** TASK TO COMPLETE **
Copy out each line of the listing that has the word "Conduct" in it.

** DATA EXTRACT **
[start]

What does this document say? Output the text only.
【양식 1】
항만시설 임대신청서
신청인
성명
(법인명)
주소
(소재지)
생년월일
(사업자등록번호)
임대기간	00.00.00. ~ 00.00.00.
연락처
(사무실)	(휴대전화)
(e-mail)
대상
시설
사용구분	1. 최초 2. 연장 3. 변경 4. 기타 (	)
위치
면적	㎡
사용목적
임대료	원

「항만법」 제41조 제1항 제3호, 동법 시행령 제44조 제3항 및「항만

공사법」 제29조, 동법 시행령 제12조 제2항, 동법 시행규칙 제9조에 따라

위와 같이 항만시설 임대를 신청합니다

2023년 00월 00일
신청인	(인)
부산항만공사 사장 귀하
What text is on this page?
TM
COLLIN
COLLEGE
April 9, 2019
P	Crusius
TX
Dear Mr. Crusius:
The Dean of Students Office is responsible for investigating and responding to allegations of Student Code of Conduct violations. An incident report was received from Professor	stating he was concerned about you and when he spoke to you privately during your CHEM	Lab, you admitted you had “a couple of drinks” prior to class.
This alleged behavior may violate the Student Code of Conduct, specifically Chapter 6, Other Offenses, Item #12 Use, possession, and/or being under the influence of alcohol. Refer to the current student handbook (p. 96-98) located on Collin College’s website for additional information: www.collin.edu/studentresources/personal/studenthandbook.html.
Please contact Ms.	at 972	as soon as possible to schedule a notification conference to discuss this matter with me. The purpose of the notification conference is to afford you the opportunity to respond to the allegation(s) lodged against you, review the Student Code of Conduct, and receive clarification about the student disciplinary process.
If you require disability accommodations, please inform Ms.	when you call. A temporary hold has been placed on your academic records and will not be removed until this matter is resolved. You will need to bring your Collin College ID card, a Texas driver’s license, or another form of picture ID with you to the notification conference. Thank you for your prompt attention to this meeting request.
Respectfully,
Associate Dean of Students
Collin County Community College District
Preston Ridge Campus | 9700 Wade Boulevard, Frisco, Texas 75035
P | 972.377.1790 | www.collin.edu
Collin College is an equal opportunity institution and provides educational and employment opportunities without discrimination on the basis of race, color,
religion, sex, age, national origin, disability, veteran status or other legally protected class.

[end]

** RESULT FOR THIS TASK **
The Dean of Students Office is responsible for investigating and responding to allegations of Student Code of Conduct violations. An incident report was received from Professor	stating he was concerned about you and when he spoke to you privately during your CHEM	Lab, you admitted you had “a couple of drinks” prior to class.
This alleged behavior may violate the Student Code of Conduct, specifically Chapter 6, Other Offenses, Item #12 Use, possession, and/or being under the influence of alcohol. Refer to the current student handbook (p. 96-98) located on Collin College’s website for additional information: www.collin.edu/studentresources/personal/studenthandbook.html.
Please contact Ms.	at 972	as soon as possible to schedule a notification conference to discuss this matter with me. The purpose of the notification conference is to afford you the opportunity to respond to the allegation(s) lodged against you, review the Student Code of Conduct, and receive clarification about the student disciplinary process.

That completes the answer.